**INSTRUCTIONS TO FOLLOW**
Find the number of lines below in which the word "this" appears, and write that number only.

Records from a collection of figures
╭──

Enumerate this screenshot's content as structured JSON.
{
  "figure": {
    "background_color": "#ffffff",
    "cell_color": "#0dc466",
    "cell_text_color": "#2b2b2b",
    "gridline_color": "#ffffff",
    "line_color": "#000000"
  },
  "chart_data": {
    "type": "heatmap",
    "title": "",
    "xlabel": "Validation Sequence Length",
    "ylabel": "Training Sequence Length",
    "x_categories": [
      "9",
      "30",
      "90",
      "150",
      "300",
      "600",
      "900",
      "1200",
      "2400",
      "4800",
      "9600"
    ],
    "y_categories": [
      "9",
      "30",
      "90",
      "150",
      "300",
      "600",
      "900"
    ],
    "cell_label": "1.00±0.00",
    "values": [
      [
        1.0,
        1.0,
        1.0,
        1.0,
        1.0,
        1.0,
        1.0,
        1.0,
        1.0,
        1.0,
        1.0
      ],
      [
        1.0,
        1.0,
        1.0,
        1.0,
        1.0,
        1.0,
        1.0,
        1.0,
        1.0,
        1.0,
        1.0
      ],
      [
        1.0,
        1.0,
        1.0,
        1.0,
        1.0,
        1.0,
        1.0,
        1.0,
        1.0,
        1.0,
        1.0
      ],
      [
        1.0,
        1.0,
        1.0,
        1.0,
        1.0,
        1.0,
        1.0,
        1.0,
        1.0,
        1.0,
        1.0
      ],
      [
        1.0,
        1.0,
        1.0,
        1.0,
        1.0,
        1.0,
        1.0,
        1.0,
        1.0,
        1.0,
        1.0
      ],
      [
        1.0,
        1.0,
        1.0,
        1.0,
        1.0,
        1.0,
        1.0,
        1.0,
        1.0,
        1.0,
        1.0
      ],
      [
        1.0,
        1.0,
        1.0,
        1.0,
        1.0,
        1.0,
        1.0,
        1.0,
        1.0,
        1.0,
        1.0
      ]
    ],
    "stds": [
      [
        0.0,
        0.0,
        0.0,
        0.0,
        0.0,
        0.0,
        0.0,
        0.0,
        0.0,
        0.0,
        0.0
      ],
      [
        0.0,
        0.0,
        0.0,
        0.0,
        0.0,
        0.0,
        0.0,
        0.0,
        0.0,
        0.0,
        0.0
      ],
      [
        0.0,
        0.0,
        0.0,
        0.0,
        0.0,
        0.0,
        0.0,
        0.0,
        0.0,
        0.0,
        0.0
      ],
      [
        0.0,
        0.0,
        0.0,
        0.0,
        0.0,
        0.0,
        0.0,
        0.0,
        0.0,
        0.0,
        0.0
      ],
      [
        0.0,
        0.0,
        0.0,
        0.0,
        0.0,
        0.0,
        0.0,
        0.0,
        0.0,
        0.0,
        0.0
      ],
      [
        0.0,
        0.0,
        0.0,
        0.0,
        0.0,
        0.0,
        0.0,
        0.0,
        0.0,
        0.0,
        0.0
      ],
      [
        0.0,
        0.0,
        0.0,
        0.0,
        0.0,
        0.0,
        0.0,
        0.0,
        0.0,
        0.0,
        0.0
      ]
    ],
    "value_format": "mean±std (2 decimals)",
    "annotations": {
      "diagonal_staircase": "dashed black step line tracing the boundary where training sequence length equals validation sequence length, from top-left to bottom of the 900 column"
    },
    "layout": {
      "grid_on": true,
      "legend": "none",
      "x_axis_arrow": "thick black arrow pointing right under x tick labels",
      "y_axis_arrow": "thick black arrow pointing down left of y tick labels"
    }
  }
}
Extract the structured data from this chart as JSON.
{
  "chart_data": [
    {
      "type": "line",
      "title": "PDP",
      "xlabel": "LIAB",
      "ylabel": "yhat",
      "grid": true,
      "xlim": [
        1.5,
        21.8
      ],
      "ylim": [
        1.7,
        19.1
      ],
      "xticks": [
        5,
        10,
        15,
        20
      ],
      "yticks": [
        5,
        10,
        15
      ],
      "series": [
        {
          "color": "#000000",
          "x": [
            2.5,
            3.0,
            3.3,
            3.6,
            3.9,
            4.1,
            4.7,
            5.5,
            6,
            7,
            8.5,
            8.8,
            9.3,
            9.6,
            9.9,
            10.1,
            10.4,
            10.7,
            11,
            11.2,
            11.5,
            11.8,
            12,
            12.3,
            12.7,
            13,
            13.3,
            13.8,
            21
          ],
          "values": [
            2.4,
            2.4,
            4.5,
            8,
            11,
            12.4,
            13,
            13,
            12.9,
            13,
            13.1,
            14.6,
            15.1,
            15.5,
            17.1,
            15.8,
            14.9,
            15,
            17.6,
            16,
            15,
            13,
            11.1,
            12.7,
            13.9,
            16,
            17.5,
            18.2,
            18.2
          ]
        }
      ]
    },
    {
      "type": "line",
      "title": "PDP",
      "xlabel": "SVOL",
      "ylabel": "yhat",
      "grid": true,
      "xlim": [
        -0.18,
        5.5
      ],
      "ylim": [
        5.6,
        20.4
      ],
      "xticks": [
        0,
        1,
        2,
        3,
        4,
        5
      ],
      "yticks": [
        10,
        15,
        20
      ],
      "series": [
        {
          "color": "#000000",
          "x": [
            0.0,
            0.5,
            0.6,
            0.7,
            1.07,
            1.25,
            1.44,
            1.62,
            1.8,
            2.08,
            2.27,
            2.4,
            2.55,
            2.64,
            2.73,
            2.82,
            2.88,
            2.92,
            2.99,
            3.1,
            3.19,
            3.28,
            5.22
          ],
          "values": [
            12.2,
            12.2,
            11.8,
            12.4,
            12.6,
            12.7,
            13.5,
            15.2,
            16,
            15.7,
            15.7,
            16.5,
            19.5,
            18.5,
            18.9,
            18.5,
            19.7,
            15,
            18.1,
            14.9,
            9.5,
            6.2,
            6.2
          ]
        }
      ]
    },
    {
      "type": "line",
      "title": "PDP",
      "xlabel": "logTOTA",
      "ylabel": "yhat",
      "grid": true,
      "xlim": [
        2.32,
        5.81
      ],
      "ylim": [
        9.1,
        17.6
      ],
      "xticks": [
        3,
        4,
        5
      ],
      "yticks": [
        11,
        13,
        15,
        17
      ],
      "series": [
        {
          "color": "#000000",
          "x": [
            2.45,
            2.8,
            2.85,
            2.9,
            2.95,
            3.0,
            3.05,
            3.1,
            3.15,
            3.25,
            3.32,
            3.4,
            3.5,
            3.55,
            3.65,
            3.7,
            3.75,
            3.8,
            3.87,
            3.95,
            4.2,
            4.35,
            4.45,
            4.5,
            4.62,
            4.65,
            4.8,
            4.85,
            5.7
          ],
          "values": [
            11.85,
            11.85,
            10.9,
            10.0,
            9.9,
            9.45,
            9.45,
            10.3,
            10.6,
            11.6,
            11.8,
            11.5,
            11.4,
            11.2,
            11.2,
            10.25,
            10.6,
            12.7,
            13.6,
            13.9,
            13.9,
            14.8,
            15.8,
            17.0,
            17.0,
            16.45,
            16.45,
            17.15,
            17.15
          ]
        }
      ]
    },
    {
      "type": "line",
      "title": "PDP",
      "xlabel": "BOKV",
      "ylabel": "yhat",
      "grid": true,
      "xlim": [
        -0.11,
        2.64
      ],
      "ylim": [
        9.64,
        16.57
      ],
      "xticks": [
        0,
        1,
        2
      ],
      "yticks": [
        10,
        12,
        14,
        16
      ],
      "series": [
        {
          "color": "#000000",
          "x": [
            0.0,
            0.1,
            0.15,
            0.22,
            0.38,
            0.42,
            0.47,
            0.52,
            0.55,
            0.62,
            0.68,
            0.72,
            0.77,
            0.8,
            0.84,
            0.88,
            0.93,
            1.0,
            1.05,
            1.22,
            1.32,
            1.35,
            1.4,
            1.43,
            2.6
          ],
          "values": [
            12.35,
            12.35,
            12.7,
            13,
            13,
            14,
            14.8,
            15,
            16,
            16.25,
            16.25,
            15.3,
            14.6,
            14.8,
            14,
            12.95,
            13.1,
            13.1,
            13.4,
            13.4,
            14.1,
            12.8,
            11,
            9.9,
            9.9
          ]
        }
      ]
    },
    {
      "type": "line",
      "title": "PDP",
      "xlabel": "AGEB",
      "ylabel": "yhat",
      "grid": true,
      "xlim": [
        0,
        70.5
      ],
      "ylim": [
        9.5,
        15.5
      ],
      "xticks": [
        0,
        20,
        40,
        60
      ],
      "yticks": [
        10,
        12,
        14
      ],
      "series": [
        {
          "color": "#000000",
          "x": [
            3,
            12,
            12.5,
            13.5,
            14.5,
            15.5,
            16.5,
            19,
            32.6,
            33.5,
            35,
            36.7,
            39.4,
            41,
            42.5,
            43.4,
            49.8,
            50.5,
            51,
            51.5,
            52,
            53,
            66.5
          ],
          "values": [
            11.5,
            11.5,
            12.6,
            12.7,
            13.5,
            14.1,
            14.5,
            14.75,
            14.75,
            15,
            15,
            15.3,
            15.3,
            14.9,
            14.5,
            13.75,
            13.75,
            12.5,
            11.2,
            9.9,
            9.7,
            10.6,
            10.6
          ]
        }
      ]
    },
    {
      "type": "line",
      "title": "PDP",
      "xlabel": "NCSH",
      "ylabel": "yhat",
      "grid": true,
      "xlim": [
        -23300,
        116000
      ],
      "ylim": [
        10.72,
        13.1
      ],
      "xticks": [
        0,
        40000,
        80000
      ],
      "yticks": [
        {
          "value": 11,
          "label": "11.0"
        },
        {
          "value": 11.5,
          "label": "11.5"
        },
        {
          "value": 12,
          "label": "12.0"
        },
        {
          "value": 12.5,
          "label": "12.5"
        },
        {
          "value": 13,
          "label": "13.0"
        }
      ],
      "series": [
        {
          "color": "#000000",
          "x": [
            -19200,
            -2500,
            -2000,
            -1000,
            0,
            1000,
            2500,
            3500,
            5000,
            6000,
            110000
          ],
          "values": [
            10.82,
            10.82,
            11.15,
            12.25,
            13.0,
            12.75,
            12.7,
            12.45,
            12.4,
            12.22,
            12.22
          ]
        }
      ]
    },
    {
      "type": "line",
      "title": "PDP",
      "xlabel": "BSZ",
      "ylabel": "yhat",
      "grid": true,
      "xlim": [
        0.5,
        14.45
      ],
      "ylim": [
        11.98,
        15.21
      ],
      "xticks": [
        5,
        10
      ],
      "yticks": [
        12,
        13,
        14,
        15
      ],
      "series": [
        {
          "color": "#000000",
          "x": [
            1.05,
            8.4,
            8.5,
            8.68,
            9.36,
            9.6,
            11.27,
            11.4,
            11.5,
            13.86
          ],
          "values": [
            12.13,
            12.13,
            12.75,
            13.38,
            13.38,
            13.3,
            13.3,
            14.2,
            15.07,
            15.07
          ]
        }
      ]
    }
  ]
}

╰──

**EXERCISE RESPONSE**
2